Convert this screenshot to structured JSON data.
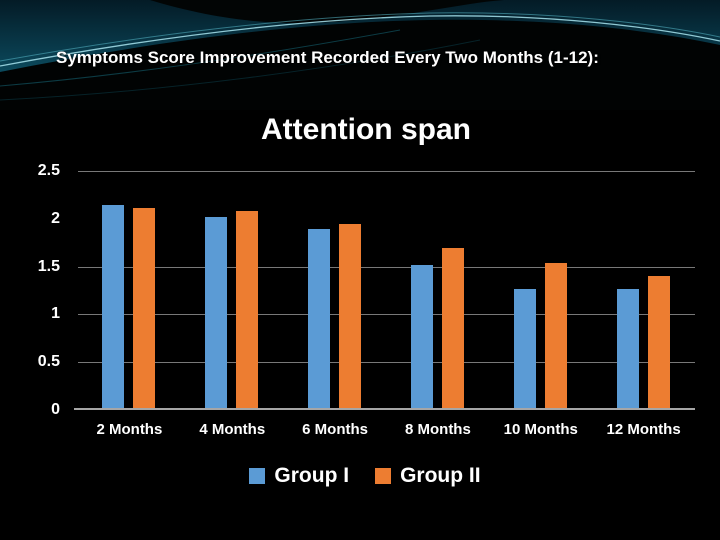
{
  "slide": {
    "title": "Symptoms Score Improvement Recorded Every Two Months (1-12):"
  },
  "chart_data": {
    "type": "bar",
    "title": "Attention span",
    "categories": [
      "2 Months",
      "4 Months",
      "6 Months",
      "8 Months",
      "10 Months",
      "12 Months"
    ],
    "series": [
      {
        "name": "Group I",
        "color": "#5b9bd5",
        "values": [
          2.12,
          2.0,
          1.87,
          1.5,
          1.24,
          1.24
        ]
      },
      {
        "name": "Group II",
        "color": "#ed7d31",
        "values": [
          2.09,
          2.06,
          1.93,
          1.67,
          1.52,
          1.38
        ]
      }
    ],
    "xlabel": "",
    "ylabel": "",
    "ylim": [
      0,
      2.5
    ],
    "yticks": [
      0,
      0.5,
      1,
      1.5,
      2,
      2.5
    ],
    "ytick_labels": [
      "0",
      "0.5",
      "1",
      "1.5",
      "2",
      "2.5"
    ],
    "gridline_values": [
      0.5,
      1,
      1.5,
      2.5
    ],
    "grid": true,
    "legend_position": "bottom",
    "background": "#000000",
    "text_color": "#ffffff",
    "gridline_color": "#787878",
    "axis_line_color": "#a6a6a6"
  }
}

==

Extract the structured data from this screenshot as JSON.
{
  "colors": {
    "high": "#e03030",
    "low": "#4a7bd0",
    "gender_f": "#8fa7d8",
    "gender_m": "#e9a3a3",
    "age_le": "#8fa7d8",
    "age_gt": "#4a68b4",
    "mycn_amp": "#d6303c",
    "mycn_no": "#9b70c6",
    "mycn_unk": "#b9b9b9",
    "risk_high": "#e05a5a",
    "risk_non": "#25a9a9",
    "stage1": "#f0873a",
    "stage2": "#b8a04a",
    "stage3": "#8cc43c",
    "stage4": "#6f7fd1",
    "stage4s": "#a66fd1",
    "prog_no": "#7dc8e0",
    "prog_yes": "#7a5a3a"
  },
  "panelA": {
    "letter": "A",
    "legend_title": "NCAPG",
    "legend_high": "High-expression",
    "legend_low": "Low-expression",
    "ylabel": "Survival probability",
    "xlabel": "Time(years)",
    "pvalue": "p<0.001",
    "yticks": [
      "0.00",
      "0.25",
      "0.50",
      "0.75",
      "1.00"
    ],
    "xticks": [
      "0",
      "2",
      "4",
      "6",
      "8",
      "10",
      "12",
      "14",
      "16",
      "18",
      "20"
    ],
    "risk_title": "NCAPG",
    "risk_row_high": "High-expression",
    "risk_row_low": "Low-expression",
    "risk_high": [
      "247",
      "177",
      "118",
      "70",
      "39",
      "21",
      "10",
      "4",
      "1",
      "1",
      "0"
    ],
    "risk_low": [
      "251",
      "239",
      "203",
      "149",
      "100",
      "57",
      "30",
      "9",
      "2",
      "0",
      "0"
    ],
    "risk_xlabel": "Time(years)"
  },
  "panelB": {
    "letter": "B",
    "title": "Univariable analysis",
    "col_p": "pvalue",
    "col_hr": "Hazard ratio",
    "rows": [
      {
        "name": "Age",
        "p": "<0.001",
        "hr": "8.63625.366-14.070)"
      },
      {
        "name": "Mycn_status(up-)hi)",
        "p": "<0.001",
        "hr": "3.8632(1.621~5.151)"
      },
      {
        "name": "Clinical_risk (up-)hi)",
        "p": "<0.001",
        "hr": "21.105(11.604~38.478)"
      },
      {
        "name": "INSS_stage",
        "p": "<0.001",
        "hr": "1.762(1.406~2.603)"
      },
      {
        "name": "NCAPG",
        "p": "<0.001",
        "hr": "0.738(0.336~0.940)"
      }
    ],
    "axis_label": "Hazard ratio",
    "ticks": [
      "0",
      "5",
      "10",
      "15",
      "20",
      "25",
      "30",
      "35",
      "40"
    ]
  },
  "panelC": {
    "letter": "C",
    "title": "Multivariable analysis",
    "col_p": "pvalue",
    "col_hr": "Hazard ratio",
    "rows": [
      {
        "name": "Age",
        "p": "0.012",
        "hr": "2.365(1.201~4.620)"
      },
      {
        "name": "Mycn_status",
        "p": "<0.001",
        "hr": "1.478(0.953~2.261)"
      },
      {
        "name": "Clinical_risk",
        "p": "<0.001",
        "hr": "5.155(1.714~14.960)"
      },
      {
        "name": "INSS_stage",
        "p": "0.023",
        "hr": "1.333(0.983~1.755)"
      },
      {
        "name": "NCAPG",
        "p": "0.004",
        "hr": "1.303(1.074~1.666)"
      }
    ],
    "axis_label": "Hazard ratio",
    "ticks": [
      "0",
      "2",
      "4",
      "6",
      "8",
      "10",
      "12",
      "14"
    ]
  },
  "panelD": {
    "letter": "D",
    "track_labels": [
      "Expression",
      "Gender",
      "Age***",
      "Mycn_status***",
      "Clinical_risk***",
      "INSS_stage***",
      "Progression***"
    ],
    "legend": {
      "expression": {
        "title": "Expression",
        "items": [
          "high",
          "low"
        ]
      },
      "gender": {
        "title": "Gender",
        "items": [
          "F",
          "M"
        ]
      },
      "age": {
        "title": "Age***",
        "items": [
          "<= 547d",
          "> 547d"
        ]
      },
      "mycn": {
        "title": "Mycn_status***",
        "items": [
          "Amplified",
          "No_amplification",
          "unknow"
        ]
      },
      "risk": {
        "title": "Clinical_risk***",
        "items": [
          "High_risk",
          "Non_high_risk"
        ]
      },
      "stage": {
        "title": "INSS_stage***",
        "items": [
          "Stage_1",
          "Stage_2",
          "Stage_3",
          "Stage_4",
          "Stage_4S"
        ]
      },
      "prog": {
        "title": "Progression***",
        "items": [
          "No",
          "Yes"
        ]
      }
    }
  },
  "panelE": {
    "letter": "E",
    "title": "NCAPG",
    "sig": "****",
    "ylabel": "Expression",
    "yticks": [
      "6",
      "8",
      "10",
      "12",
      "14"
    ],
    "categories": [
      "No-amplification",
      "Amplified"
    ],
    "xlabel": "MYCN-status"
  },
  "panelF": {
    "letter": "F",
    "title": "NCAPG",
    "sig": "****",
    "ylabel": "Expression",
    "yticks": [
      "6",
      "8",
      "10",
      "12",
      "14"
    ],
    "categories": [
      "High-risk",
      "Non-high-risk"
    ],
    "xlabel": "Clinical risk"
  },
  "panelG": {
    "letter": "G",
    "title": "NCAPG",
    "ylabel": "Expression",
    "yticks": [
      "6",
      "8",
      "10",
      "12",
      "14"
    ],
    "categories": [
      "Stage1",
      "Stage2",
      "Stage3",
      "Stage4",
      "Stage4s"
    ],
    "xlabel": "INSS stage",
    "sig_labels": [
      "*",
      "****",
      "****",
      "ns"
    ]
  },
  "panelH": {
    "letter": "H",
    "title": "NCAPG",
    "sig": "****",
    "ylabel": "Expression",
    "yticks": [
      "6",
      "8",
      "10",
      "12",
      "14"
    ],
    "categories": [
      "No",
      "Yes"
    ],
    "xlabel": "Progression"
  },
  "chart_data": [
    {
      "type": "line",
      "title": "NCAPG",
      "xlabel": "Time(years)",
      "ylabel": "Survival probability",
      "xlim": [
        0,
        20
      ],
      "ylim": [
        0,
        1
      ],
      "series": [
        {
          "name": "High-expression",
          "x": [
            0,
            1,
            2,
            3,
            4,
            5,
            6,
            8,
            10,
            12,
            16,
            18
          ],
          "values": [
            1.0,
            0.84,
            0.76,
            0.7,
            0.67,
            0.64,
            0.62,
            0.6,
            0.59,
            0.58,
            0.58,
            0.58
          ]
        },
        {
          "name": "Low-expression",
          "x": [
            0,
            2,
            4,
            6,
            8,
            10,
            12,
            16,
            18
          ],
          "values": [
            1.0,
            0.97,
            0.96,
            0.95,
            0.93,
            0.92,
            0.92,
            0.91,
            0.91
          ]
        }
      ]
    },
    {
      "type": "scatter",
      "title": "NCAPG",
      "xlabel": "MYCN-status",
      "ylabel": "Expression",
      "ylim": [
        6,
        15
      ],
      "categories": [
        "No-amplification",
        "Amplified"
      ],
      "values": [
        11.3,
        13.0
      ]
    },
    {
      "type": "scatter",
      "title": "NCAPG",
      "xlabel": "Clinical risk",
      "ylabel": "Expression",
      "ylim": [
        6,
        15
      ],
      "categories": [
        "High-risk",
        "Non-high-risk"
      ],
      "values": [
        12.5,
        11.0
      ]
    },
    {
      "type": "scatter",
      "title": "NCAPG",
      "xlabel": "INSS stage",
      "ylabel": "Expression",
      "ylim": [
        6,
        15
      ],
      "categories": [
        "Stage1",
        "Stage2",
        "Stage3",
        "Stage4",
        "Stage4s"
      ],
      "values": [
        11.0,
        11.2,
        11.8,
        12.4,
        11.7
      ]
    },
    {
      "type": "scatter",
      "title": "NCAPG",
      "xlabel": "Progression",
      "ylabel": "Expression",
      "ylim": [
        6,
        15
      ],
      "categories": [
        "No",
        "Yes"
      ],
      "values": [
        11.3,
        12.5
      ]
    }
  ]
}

**JOB:** Read through the entries and copy each line in which "this" appears.

**EXERCISE RESULT:**
Convert this screenshot to structured JSON data.
Extract the structured data from this screenshot as JSON.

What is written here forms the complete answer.